To be done:
1. Can you condense the paragraph beginning "Our project standards mandate" from the DataStage migration thread into a short bulleted list that keeps its main facts?
2. Answer these questions from the DataStage migration thread:
(a) Which functionality does bmsq want to use to package an entire project into a single .dsx file?
(b) What will the test and prod environments not have installed?
(c) Which version control system do the project's standards require?
3. Which areas does the forum description at the top of the DataStage migration thread name as examples of what to post about?

======== Document section ========

Migration & Version Control

Post questions here relative to DataStage Enterprise/PX Edition for such areas as Parallel job design, Parallel datasets, BuildOps, Wrappers, etc.

Moderators: chulett, rschirm, roy

bmsq
Premium Member
Premium Member
Posts: 32
Joined: Mon Oct 30, 2006 9:19 pm

Migration & Version Control

Post by bmsq »

Hi guys,

I've started to look into our Dev, Test & Prod migration processes for DataStage jobs. To make this possible, this also requires us to put our DS projects unders version control.

What I would like to do is use the Managers export functionallity to package an entire project into a single .dsx file. This file will be put under version control by storing it in our CVS.

Our project standards mandate that all build artifacts within the CVS must be in a deployable stage (We are mostly a java shop, so by this I mean it compiles & executable). Because of this, I'm thinking that we will have projects for dev & stable in our development environment. The idea is that developers build jobs in dev and then migrate them to stable when they compile and can be run successfully. When developers are sure that thier updated jobs don't break existing jobs, the entire Stable project can be checked into CVS (either manually or nightly batch process).

There are still a few things about this process which I am not sure about:
  • Is there any easy for developers to move individual jobs from one project to another on the same server? I know this could be done using the Manager, but that seem tedious since the jobs are not moving between servers.

    Our test & prod environments wont have a compiler installed. Do the .dsx files contain executable files? Can we import just the executable files from the .dsx? Can we automate this import process using the command line on the server?
Any thoughts or explainations about your own processes would be grealy appreaciated.

Thanks in advance
I_Server_Whale
Premium Member
Premium Member
Posts: 1255
Joined: Wed Feb 02, 2005 11:54 am
Location: United States of America

Post by I_Server_Whale »

Use Version Control that comes with the DataStage installation CD.
Using DS Version Control, you can move one or more jobs between environments. The installation is easy and the tool is easy to learn from the provided documentation itself.
And ofcourse, you always have this forum to answer your queries. :wink:
Anything that won't sell, I don't want to invent. Its sale is proof of utility, and utility is success.
Author: Thomas A. Edison 1847-1931, American Inventor, Entrepreneur, Founder of GE
bmsq
Premium Member
Premium Member
Posts: 32
Joined: Mon Oct 30, 2006 9:19 pm

Post by bmsq »

Thanks for the response,

This maybe our first piece of work in using DataStage but our project is already well established and we need to adhere to project standards.

I would gladly choose to use the Version Control tools which come with DataStage but one of the project's standards is the use of CVS (shudders) for version control. So I'm afraid I don't have any choice in the matter.

======== Dataset content ========

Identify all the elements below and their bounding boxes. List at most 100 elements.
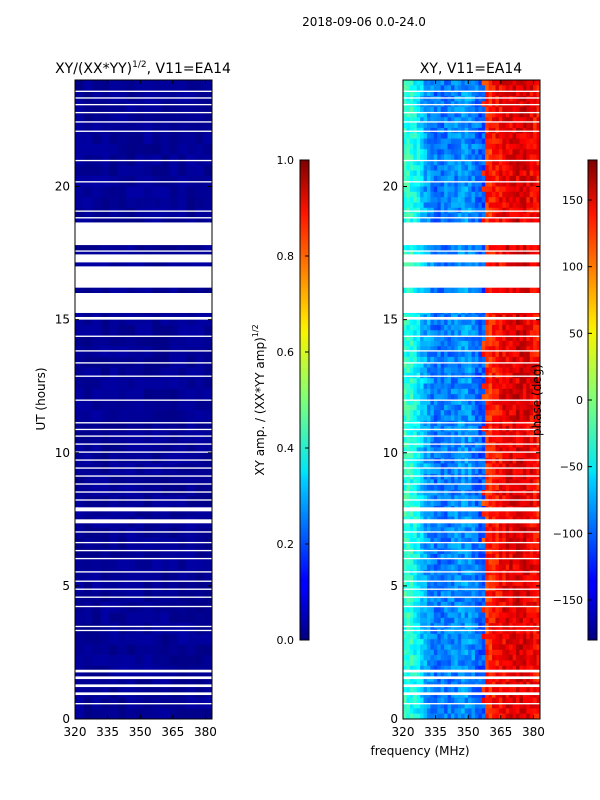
amplitude-heatmap-cell xyxy=(83,559,93,571)
amplitude-heatmap-cell xyxy=(143,655,153,667)
phase-heatmap-cell xyxy=(533,543,537,549)
phase-heatmap-cell xyxy=(485,548,490,555)
phase-heatmap-cell xyxy=(430,452,435,459)
amplitude-heatmap-cell xyxy=(177,282,187,294)
amplitude-heatmap-cell xyxy=(83,410,93,422)
phase-heatmap-cell xyxy=(488,335,493,342)
phase-heatmap-cell xyxy=(468,591,472,597)
amplitude-heatmap-cell xyxy=(100,399,110,411)
phase-heatmap-cell xyxy=(488,80,493,86)
amplitude-heatmap-cell xyxy=(177,420,187,432)
phase-heatmap-cell xyxy=(430,388,435,395)
phase-heatmap-cell xyxy=(464,90,469,97)
phase-heatmap-cell xyxy=(502,537,507,544)
flagged-gap xyxy=(75,293,212,313)
phase-heatmap-cell xyxy=(454,170,459,177)
phase-heatmap-cell xyxy=(471,111,476,118)
phase-heatmap-cell xyxy=(533,537,537,544)
phase-heatmap-cell xyxy=(526,596,531,603)
flagged-gap xyxy=(75,159,212,162)
phase-heatmap-cell xyxy=(502,463,507,470)
amplitude-heatmap-cell xyxy=(152,282,162,294)
phase-heatmap-cell xyxy=(519,186,524,193)
flagged-gap xyxy=(75,475,212,477)
phase-heatmap-cell xyxy=(430,511,435,518)
phase-heatmap-cell xyxy=(454,340,459,347)
amplitude-heatmap-cell xyxy=(203,378,212,390)
phase-heatmap-cell xyxy=(437,537,442,544)
phase-heatmap-cell xyxy=(468,213,472,219)
phase-heatmap-cell xyxy=(495,181,500,187)
phase-heatmap-cell xyxy=(505,111,510,118)
phase-heatmap-cell xyxy=(505,250,510,257)
phase-heatmap-cell xyxy=(509,415,513,422)
phase-heatmap-cell xyxy=(420,213,424,219)
phase-heatmap-cell xyxy=(485,495,490,502)
phase-heatmap-cell xyxy=(444,479,448,486)
amplitude-heatmap-cell xyxy=(134,335,144,347)
phase-heatmap-cell xyxy=(440,447,445,454)
phase-heatmap-cell xyxy=(409,420,414,427)
phase-heatmap-cell xyxy=(468,351,472,358)
phase-heatmap-cell xyxy=(505,537,510,544)
phase-heatmap-cell xyxy=(430,543,435,549)
phase-heatmap-cell xyxy=(461,340,466,347)
phase-heatmap-cell xyxy=(433,213,438,219)
amplitude-heatmap-cell xyxy=(92,420,102,432)
phase-heatmap-cell xyxy=(464,165,469,171)
phase-heatmap-cell xyxy=(502,500,507,507)
amplitude-heatmap-cell xyxy=(92,527,102,539)
amplitude-panel: XY/(XX*YY)1/2, V11=EA14 320 335 350 365 3800… xyxy=(34,60,231,739)
phase-heatmap-cell xyxy=(488,495,493,502)
amplitude-heatmap-cell xyxy=(100,506,110,518)
phase-heatmap-cell xyxy=(433,548,438,555)
phase-heatmap-cell xyxy=(529,287,534,294)
phase-heatmap-cell xyxy=(488,138,493,145)
amplitude-heatmap-cell xyxy=(203,484,212,496)
amplitude-heatmap-cell xyxy=(160,442,170,454)
phase-heatmap-cell xyxy=(409,111,414,118)
phase-heatmap-cell xyxy=(433,569,438,576)
phase-heatmap-cell xyxy=(498,468,503,475)
phase-heatmap-cell xyxy=(420,463,424,470)
amplitude-colorbar-tick-label: 0.0 xyxy=(277,634,295,647)
phase-heatmap-cell xyxy=(533,197,537,203)
phase-heatmap-cell xyxy=(529,575,534,581)
phase-heatmap-cell xyxy=(447,500,452,507)
phase-heatmap-cell xyxy=(430,165,435,171)
phase-heatmap-cell xyxy=(536,580,540,587)
phase-heatmap-cell xyxy=(519,596,524,603)
phase-heatmap-cell xyxy=(498,319,503,326)
phase-heatmap-cell xyxy=(440,596,445,603)
phase-heatmap-cell xyxy=(440,170,445,177)
phase-heatmap-cell xyxy=(533,170,537,177)
phase-heatmap-cell xyxy=(454,569,459,576)
phase-heatmap-cell xyxy=(502,458,507,464)
amplitude-heatmap-cell xyxy=(177,527,187,539)
phase-heatmap-cell xyxy=(522,415,527,422)
phase-heatmap-cell xyxy=(526,335,531,342)
phase-heatmap-cell xyxy=(505,175,510,182)
phase-heatmap-cell xyxy=(423,420,428,427)
phase-heatmap-cell xyxy=(423,601,428,608)
phase-heatmap-cell xyxy=(471,117,476,123)
phase-heatmap-cell xyxy=(444,394,448,400)
phase-heatmap-cell xyxy=(488,95,493,102)
amplitude-heatmap-cell xyxy=(100,324,110,337)
amplitude-heatmap-cell xyxy=(134,495,144,507)
phase-heatmap-cell xyxy=(450,85,455,92)
phase-heatmap-cell xyxy=(416,591,421,597)
phase-heatmap-cell xyxy=(485,95,490,102)
phase-heatmap-cell xyxy=(454,324,459,331)
phase-heatmap-cell xyxy=(403,138,407,145)
phase-heatmap-cell xyxy=(488,367,493,374)
phase-heatmap-cell xyxy=(502,511,507,518)
phase-heatmap-cell xyxy=(406,245,411,251)
phase-heatmap-cell xyxy=(468,553,472,560)
phase-heatmap-cell xyxy=(522,191,527,198)
phase-heatmap-cell xyxy=(430,85,435,92)
amplitude-heatmap-cell xyxy=(143,399,153,411)
phase-heatmap-cell xyxy=(498,569,503,576)
phase-heatmap-cell xyxy=(413,564,418,571)
phase-heatmap-cell xyxy=(498,484,503,491)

========

Exercise responses:
1.
- Project standards require every build artifact in CVS to be deployable, meaning it compiles and is executable.
- The plan is to keep dev and stable projects in the development environment.
- Developers build jobs in dev and migrate them to stable once they compile and run successfully.
- When developers are sure their updated jobs don't break existing ones, the whole Stable project is checked into CVS, either manually or by a nightly batch process.

2.
(a) The Manager's export functionality.
(b) A compiler.
(c) CVS.

3.
- Parallel job design
- Parallel datasets
- BuildOps
- Wrappers